'''

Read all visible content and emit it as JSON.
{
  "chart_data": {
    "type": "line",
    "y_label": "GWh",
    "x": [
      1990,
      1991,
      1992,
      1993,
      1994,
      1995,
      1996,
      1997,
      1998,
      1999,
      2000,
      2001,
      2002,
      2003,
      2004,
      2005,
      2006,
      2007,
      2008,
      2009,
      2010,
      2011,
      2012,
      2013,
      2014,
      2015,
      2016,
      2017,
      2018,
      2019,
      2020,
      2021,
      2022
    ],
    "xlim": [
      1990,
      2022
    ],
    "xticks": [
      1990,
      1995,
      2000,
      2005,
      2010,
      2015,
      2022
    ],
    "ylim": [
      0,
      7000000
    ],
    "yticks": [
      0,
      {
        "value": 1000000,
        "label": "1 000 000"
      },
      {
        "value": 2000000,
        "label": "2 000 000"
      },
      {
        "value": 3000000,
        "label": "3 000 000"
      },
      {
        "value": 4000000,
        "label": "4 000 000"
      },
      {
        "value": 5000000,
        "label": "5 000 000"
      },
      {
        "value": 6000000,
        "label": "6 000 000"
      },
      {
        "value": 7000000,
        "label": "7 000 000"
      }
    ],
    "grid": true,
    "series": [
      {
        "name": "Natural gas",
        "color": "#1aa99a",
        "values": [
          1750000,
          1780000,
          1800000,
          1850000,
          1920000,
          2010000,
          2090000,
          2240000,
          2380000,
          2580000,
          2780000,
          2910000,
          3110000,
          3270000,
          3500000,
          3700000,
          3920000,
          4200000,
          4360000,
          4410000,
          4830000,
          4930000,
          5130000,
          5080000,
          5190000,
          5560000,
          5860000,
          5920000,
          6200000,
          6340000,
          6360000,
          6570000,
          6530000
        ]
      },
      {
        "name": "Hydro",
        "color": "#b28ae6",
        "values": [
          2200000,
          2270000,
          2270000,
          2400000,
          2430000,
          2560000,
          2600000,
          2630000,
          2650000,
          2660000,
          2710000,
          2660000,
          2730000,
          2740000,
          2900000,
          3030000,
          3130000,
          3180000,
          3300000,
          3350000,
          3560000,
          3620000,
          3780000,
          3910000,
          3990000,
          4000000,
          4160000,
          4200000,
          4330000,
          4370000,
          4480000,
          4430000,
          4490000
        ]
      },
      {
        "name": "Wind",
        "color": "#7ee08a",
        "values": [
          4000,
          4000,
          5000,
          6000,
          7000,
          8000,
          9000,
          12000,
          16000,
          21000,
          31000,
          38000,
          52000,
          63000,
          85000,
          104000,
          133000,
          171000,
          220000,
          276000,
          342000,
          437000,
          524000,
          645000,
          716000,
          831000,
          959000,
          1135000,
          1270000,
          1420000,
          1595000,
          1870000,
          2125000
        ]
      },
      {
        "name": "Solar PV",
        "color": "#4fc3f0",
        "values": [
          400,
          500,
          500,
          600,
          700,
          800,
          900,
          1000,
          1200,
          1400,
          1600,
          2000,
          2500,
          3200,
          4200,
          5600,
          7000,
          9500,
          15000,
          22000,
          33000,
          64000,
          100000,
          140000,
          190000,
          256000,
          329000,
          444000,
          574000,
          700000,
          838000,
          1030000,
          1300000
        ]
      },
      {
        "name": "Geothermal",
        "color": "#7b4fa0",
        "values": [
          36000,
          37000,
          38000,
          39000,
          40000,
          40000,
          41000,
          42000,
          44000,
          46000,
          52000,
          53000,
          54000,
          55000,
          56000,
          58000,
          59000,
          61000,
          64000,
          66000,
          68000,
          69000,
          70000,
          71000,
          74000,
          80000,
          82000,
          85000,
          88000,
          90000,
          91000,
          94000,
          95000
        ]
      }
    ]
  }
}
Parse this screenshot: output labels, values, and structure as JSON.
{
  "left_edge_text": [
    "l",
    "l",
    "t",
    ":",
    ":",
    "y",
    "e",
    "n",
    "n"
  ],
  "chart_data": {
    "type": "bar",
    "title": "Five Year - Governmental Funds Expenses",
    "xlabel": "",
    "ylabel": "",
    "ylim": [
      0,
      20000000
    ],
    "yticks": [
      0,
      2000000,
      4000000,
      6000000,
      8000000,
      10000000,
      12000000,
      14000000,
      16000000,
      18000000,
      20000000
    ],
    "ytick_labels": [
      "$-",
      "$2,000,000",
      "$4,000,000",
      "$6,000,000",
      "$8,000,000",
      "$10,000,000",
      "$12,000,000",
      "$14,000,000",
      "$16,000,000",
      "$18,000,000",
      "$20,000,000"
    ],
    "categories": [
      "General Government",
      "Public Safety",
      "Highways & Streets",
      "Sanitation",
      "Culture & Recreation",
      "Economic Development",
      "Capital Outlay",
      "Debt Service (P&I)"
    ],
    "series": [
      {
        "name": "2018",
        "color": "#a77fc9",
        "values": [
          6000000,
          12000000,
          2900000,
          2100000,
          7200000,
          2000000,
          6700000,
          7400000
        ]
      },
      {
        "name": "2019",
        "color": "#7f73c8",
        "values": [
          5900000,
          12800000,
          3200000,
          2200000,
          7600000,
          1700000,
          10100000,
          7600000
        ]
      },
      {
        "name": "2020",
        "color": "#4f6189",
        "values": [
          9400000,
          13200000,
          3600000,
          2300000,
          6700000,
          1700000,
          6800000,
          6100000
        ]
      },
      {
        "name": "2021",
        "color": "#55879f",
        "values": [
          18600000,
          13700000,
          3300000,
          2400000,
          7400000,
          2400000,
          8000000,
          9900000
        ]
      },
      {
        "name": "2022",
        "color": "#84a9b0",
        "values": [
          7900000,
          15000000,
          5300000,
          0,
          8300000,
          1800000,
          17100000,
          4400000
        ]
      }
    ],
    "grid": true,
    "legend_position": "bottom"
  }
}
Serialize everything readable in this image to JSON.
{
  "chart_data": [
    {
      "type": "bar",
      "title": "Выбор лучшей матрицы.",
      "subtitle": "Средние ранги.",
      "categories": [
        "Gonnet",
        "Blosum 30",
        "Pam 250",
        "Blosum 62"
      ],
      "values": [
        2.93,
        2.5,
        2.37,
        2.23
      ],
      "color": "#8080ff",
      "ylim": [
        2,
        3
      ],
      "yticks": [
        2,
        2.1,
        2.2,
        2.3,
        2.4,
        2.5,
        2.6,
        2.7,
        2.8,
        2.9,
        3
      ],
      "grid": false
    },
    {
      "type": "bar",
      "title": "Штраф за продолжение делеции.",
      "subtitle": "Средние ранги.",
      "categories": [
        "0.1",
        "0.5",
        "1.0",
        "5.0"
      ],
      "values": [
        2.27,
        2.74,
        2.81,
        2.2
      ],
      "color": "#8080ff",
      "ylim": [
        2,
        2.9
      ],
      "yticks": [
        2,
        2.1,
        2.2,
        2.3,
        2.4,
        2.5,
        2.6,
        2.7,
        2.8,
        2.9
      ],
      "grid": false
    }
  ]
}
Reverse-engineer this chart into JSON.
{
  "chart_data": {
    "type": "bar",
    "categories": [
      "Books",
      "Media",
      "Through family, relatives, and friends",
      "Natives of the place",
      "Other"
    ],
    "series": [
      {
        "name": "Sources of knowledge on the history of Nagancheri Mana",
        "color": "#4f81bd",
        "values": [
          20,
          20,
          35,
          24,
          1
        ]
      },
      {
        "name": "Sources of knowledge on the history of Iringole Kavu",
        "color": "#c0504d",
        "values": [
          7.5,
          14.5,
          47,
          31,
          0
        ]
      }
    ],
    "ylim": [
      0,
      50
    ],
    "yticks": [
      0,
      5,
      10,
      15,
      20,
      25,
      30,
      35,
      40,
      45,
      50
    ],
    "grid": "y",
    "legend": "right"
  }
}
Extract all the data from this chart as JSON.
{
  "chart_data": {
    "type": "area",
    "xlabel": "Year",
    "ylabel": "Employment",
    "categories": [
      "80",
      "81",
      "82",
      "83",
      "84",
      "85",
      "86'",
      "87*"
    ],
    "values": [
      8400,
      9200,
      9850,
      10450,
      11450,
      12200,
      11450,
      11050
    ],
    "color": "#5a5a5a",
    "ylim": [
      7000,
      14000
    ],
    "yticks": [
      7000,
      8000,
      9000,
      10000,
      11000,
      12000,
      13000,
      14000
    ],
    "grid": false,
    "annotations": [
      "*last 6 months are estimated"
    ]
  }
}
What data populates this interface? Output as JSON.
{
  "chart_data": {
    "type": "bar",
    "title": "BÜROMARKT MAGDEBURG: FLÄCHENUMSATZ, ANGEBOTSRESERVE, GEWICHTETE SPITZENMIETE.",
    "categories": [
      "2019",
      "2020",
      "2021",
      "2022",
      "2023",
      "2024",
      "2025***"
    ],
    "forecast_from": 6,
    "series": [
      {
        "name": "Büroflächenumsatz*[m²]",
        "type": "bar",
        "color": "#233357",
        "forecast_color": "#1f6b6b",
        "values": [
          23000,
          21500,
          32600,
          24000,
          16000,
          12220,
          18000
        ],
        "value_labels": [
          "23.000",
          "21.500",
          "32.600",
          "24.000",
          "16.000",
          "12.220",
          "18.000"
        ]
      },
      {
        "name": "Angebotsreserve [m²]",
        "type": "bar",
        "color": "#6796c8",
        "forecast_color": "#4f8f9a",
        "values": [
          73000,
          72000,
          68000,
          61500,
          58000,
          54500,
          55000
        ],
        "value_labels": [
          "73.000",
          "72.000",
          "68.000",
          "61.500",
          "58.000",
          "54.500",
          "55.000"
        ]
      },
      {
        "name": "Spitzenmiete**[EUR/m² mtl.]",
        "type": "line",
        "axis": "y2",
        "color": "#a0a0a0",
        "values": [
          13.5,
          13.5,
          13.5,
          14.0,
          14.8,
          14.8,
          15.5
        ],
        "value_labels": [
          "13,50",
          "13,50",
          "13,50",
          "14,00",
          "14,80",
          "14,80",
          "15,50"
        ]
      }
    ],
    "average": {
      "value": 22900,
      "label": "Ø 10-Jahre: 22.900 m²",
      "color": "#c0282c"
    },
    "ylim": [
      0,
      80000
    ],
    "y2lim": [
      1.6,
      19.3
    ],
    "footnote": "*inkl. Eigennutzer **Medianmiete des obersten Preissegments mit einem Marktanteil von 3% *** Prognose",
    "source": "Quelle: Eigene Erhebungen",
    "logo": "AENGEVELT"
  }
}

'''

TASK DIRECTIONS: Take each line of the material that contains the word "Year" and list it.

SOLUTION FOR THIS EXERCISE:
    "title": "Five Year - Governmental Funds Expenses",
    "xlabel": "Year",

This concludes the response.